From the entries below, pull out each line where "timpul" appears.

Collected data entries
————————
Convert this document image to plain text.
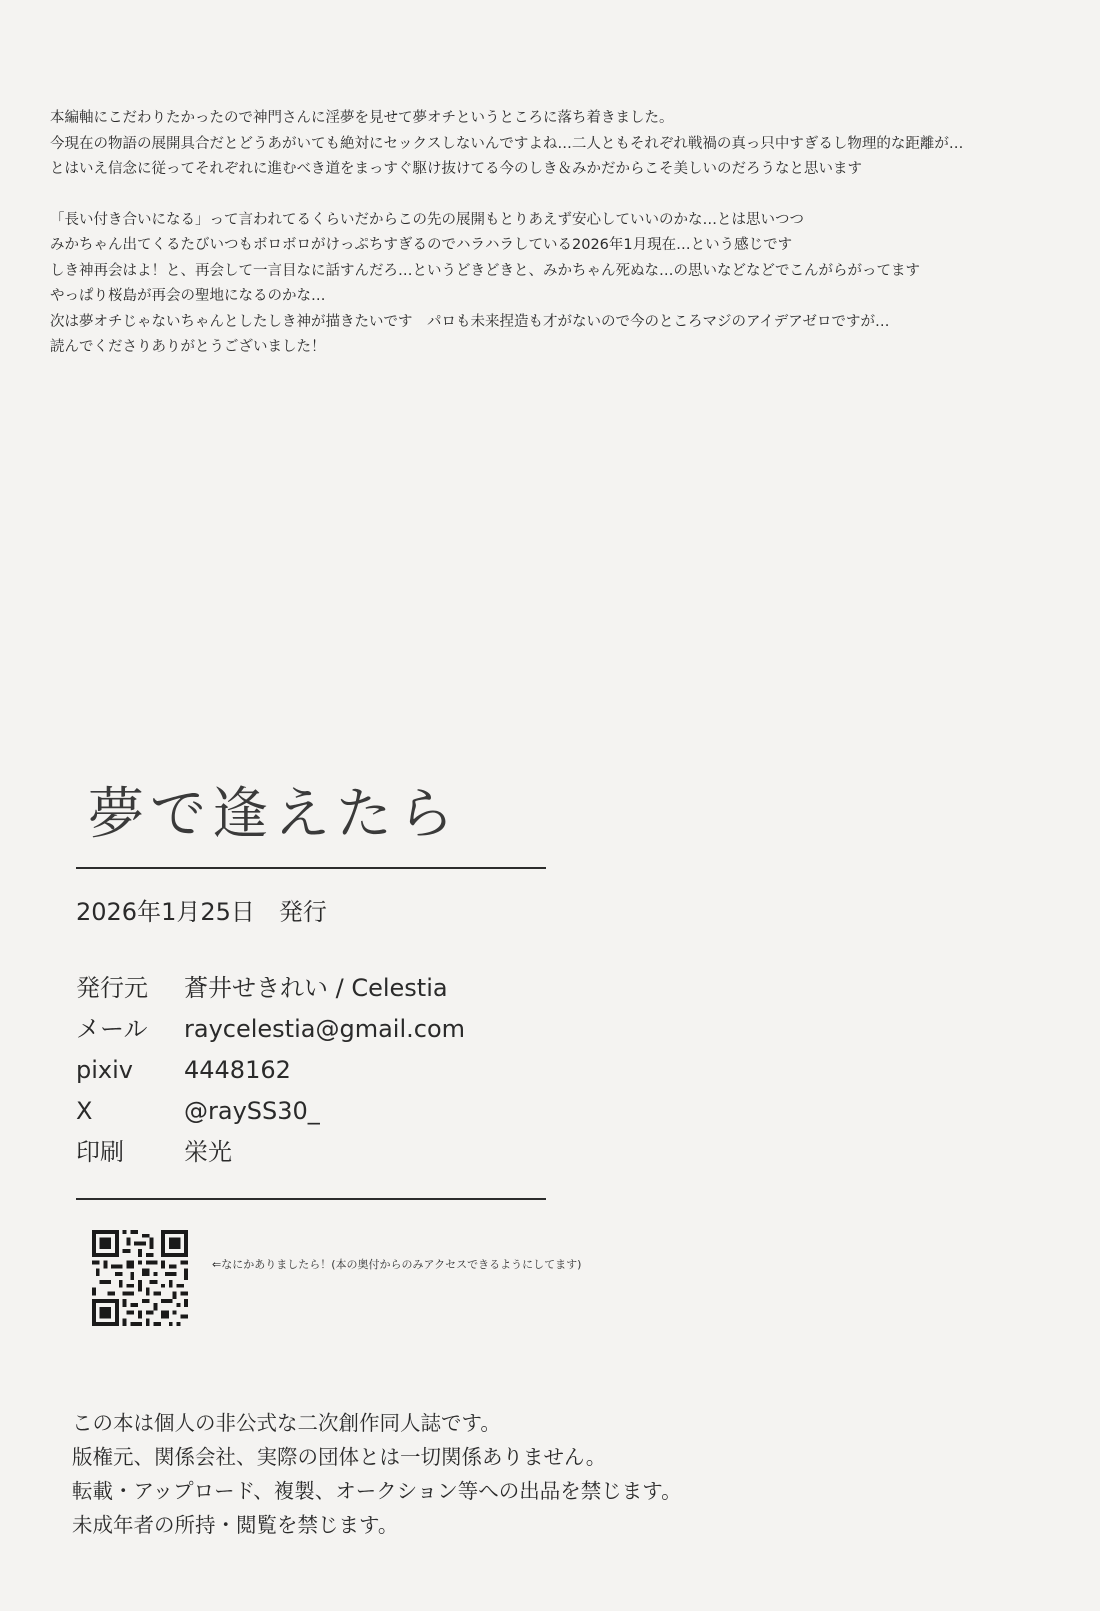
本編軸にこだわりたかったので神門さんに淫夢を見せて夢オチというところに落ち着きました。
今現在の物語の展開具合だとどうあがいても絶対にセックスしないんですよね…二人ともそれぞれ戦禍の真っ只中すぎるし物理的な距離が…
とはいえ信念に従ってそれぞれに進むべき道をまっすぐ駆け抜けてる今のしき＆みかだからこそ美しいのだろうなと思います
「長い付き合いになる」って言われてるくらいだからこの先の展開もとりあえず安心していいのかな…とは思いつつ
みかちゃん出てくるたびいつもボロボロがけっぷちすぎるのでハラハラしている2026年1月現在…という感じです
しき神再会はよ！と、再会して一言目なに話すんだろ…というどきどきと、みかちゃん死ぬな…の思いなどなどでこんがらがってます
やっぱり桜島が再会の聖地になるのかな…
次は夢オチじゃないちゃんとしたしき神が描きたいです　パロも未来捏造も才がないので今のところマジのアイデアゼロですが…
読んでくださりありがとうございました！
夢で逢えたら
2026年1月25日　発行
発行元	蒼井せきれい / Celestia
メール	raycelestia@gmail.com
pixiv	4448162
X	@raySS30_
印刷	栄光
⇐なにかありましたら！(本の奥付からのみアクセスできるようにしてます)
この本は個人の非公式な二次創作同人誌です。
版権元、関係会社、実際の団体とは一切関係ありません。
転載・アップロード、複製、オークション等への出品を禁じます。
未成年者の所持・閲覧を禁じます。
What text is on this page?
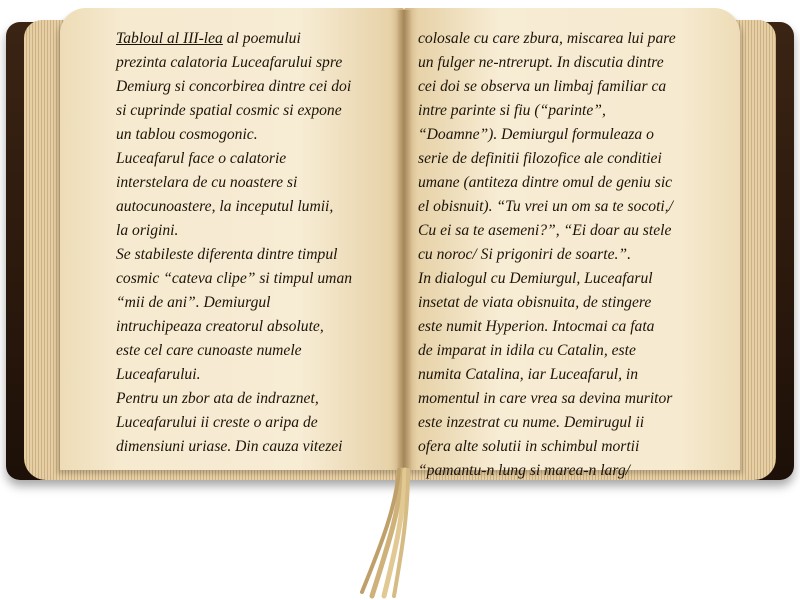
Tabloul al III-lea al poemului
prezinta calatoria Luceafarului spre
Demiurg si concorbirea dintre cei doi
si cuprinde spatial cosmic si expone
un tablou cosmogonic.
Luceafarul face o calatorie
interstelara de cu noastere si
autocunoastere, la inceputul lumii,
la origini.
Se stabileste diferenta dintre timpul
cosmic “cateva clipe” si timpul uman
“mii de ani”. Demiurgul
intruchipeaza creatorul absolute,
este cel care cunoaste numele
Luceafarului.
Pentru un zbor ata de indraznet,
Luceafarului ii creste o aripa de
dimensiuni uriase. Din cauza vitezei
colosale cu care zbura, miscarea lui pare
un fulger ne-ntrerupt. In discutia dintre
cei doi se observa un limbaj familiar ca
intre parinte si fiu (“parinte”,
“Doamne”). Demiurgul formuleaza o
serie de definitii filozofice ale conditiei
umane (antiteza dintre omul de geniu sic
el obisnuit). “Tu vrei un om sa te socoti,/
Cu ei sa te asemeni?”, “Ei doar au stele
cu noroc/ Si prigoniri de soarte.”.
In dialogul cu Demiurgul, Luceafarul
insetat de viata obisnuita, de stingere
este numit Hyperion. Intocmai ca fata
de imparat in idila cu Catalin, este
numita Catalina, iar Luceafarul, in
momentul in care vrea sa devina muritor
este inzestrat cu nume. Demirugul ii
ofera alte solutii in schimbul mortii
“pamantu-n lung si marea-n larg/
————————
IN RESPONSE:
Se stabileste diferenta dintre timpul
cosmic “cateva clipe” si timpul uman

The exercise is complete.